**The data**
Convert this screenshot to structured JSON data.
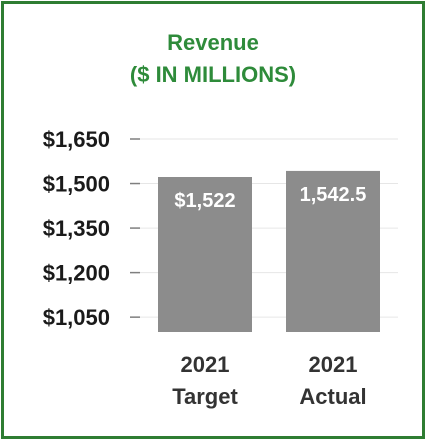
{
  "chart_data": {
    "type": "bar",
    "title": "Revenue",
    "subtitle": "($ IN MILLIONS)",
    "categories": [
      [
        "2021",
        "Target"
      ],
      [
        "2021",
        "Actual"
      ]
    ],
    "values": [
      1522,
      1542.5
    ],
    "data_labels": [
      "$1,522",
      "1,542.5"
    ],
    "ylim": [
      1000,
      1700
    ],
    "yticks": [
      1050,
      1200,
      1350,
      1500,
      1650
    ],
    "ytick_labels": [
      "$1,050",
      "$1,200",
      "$1,350",
      "$1,500",
      "$1,650"
    ],
    "xlabel": "",
    "ylabel": "",
    "grid": true,
    "legend": "none",
    "colors": {
      "bar": "#8c8c8c",
      "title": "#2e8b3a",
      "border": "#2e7d32",
      "grid": "#e6e6e6",
      "tick_mark": "#7f7f7f"
    }
  }
}
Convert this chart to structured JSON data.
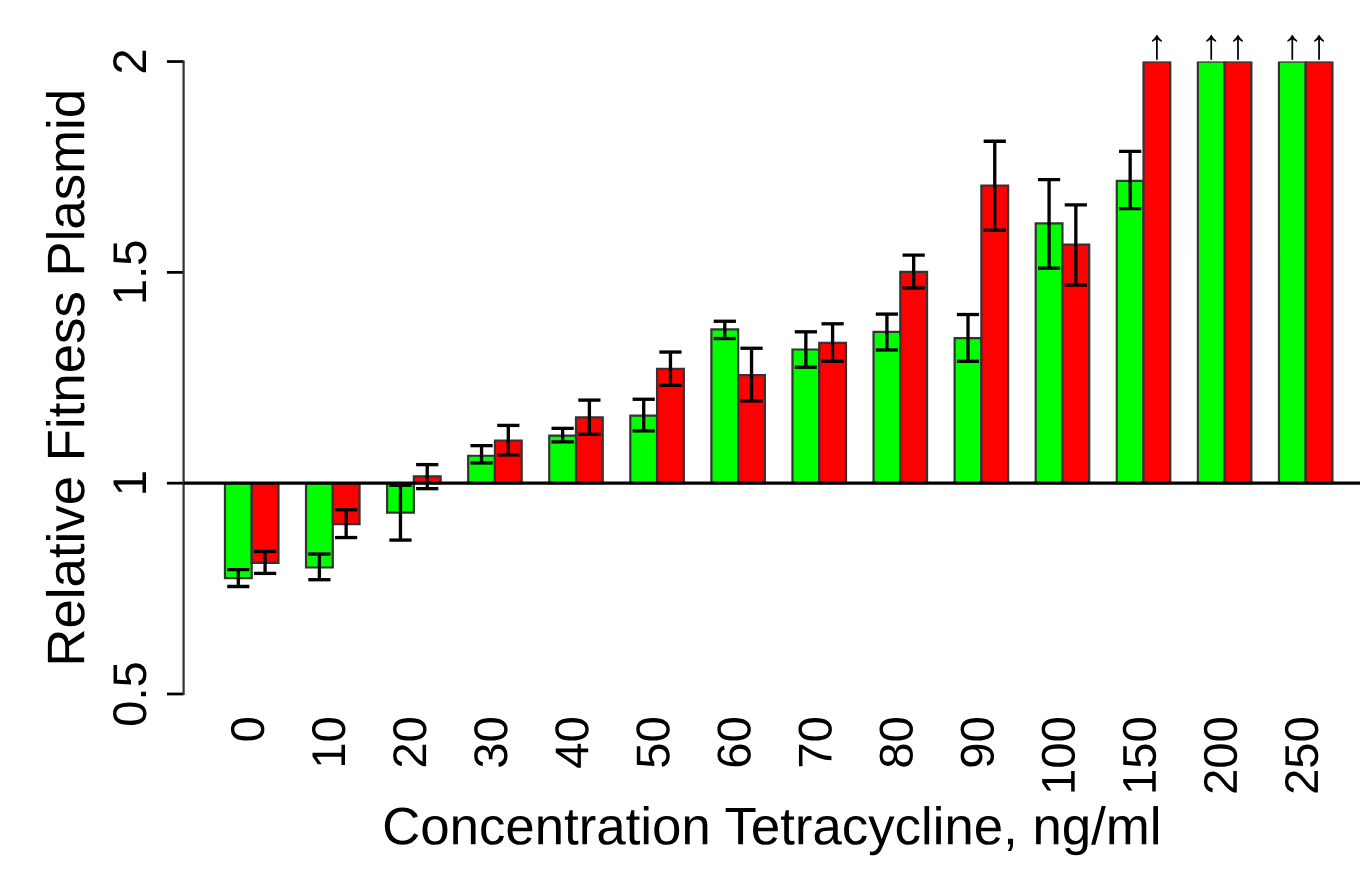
{
  "chart_data": {
    "type": "bar",
    "xlabel": "Concentration Tetracycline, ng/ml",
    "ylabel": "Relative Fitness Plasmid",
    "categories": [
      "0",
      "10",
      "20",
      "30",
      "40",
      "50",
      "60",
      "70",
      "80",
      "90",
      "100",
      "150",
      "200",
      "250"
    ],
    "series": [
      {
        "color": "#00ff00",
        "base": [
          1,
          1,
          1,
          1,
          1,
          1,
          1,
          1,
          1,
          1,
          1,
          1,
          1,
          1
        ],
        "values": [
          -0.225,
          -0.2,
          -0.07,
          0.065,
          0.113,
          0.16,
          0.365,
          0.317,
          0.359,
          0.344,
          0.616,
          0.717,
          1.0,
          1.0
        ],
        "errors": [
          [
            0.755,
            0.795
          ],
          [
            0.771,
            0.832
          ],
          [
            0.865,
            0.995
          ],
          [
            1.048,
            1.089
          ],
          [
            1.098,
            1.13
          ],
          [
            1.124,
            1.199
          ],
          [
            1.343,
            1.384
          ],
          [
            1.275,
            1.359
          ],
          [
            1.316,
            1.401
          ],
          [
            1.289,
            1.4
          ],
          [
            1.51,
            1.72
          ],
          [
            1.651,
            1.787
          ],
          null,
          null
        ],
        "value_labels": [
          null,
          null,
          null,
          null,
          null,
          null,
          null,
          null,
          null,
          null,
          null,
          null,
          "↑",
          "↑"
        ]
      },
      {
        "color": "#ff0000",
        "base": [
          1,
          1,
          1,
          1,
          1,
          1,
          1,
          1,
          1,
          1,
          1,
          1,
          1,
          1
        ],
        "values": [
          -0.189,
          -0.097,
          0.016,
          0.101,
          0.156,
          0.271,
          0.256,
          0.333,
          0.501,
          0.706,
          0.566,
          1.0,
          1.0,
          1.0
        ],
        "errors": [
          [
            0.786,
            0.838
          ],
          [
            0.871,
            0.937
          ],
          [
            0.987,
            1.044
          ],
          [
            1.067,
            1.137
          ],
          [
            1.116,
            1.197
          ],
          [
            1.232,
            1.311
          ],
          [
            1.195,
            1.32
          ],
          [
            1.289,
            1.378
          ],
          [
            1.463,
            1.541
          ],
          [
            1.6,
            1.811
          ],
          [
            1.47,
            1.66
          ],
          null,
          null,
          null
        ],
        "value_labels": [
          null,
          null,
          null,
          null,
          null,
          null,
          null,
          null,
          null,
          null,
          null,
          "↑",
          "↑",
          "↑"
        ]
      }
    ],
    "ylim": [
      0.5,
      2
    ],
    "yticks": [
      0.5,
      1,
      1.5,
      2
    ],
    "ref_lines": [
      {
        "axis": "y",
        "value": 1,
        "color": "#000000",
        "line_style": "solid"
      }
    ],
    "grid": false,
    "legend": false
  }
}
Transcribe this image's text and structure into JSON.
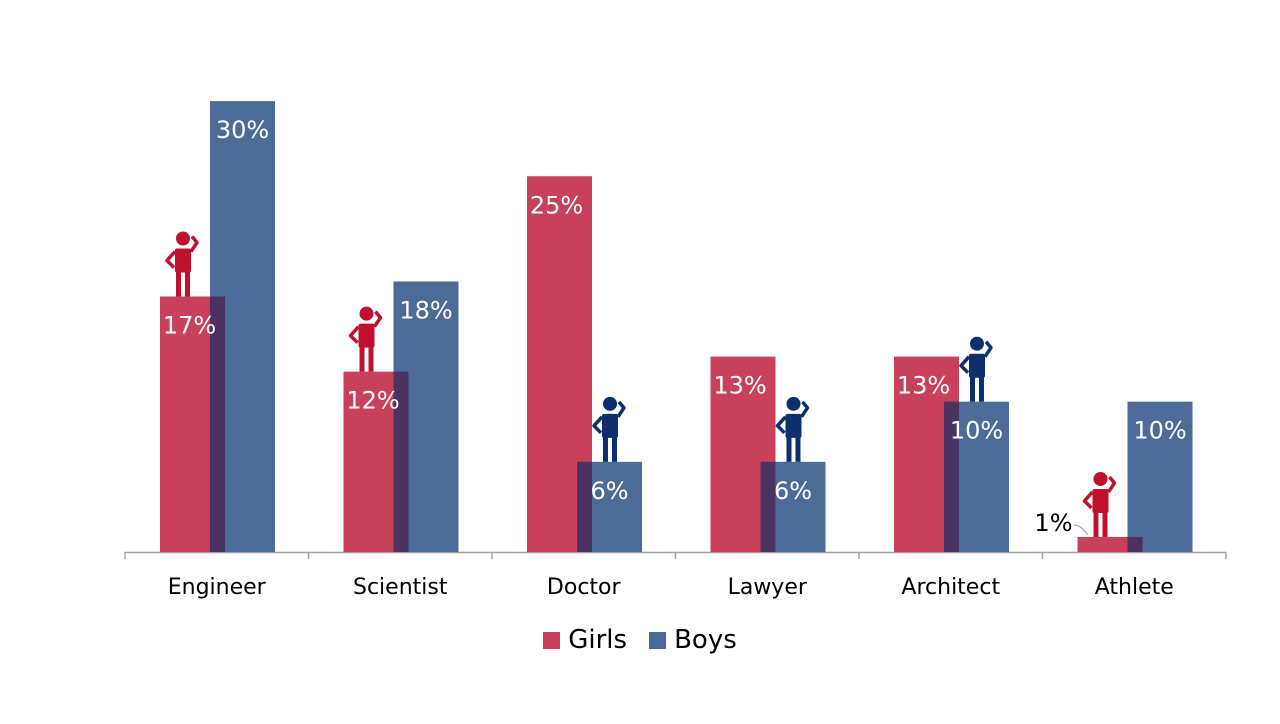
{
  "colors": {
    "girls": "#c8405a",
    "boys": "#4a6996",
    "overlap": "#4a3360",
    "girls_icon": "#c0102e",
    "boys_icon": "#0d2f6e",
    "axis": "#a6a6a6"
  },
  "legend": {
    "girls_label": "Girls",
    "boys_label": "Boys"
  },
  "chart_data": {
    "type": "bar",
    "title": "",
    "xlabel": "",
    "ylabel": "",
    "ylim": [
      0,
      30
    ],
    "grid": false,
    "legend_position": "bottom",
    "categories": [
      "Engineer",
      "Scientist",
      "Doctor",
      "Lawyer",
      "Architect",
      "Athlete"
    ],
    "series": [
      {
        "name": "Girls",
        "values": [
          17,
          12,
          25,
          13,
          13,
          1
        ],
        "labels": [
          "17%",
          "12%",
          "25%",
          "13%",
          "13%",
          "1%"
        ]
      },
      {
        "name": "Boys",
        "values": [
          30,
          18,
          6,
          6,
          10,
          10
        ],
        "labels": [
          "30%",
          "18%",
          "6%",
          "6%",
          "10%",
          "10%"
        ]
      }
    ],
    "figure_icons": [
      "girl-figure-icon",
      "girl-figure-icon",
      "boy-figure-icon",
      "boy-figure-icon",
      "boy-figure-icon",
      "girl-figure-icon"
    ]
  }
}
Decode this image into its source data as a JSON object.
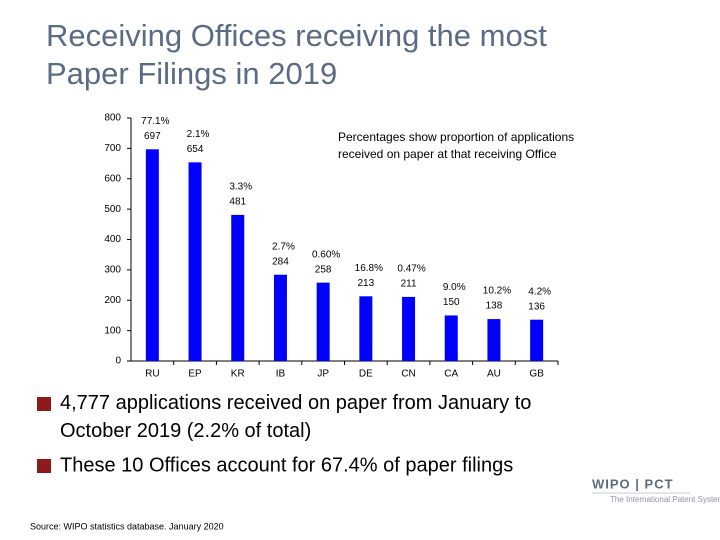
{
  "chart_data": {
    "type": "bar",
    "title": "Receiving Offices receiving the most Paper Filings in 2019",
    "note": "Percentages show proportion of applications received on paper at that receiving Office",
    "categories": [
      "RU",
      "EP",
      "KR",
      "IB",
      "JP",
      "DE",
      "CN",
      "CA",
      "AU",
      "GB"
    ],
    "values": [
      697,
      654,
      481,
      284,
      258,
      213,
      211,
      150,
      138,
      136
    ],
    "percent_labels": [
      "77.1%",
      "2.1%",
      "3.3%",
      "2.7%",
      "0.60%",
      "16.8%",
      "0.47%",
      "9.0%",
      "10.2%",
      "4.2%"
    ],
    "color": "#0000ff",
    "ylim": [
      0,
      800
    ],
    "yticks": [
      0,
      100,
      200,
      300,
      400,
      500,
      600,
      700,
      800
    ],
    "grid": false
  },
  "bullets": [
    "4,777 applications received on paper from January to October 2019 (2.2% of total)",
    "These 10 Offices account for 67.4% of paper filings"
  ],
  "source": "Source: WIPO statistics database. January 2020",
  "logo": {
    "name": "WIPO | PCT",
    "tagline": "The International Patent System"
  }
}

**Challenge**
Pick out the lines that have the word "this". Copy them all.

**Solution**
Convert this screenshot to structured JSON data.
Convert this chart to structured JSON data.
Transcribe this image's text and structure into JSON.
Decode this image into its source data as a JSON object.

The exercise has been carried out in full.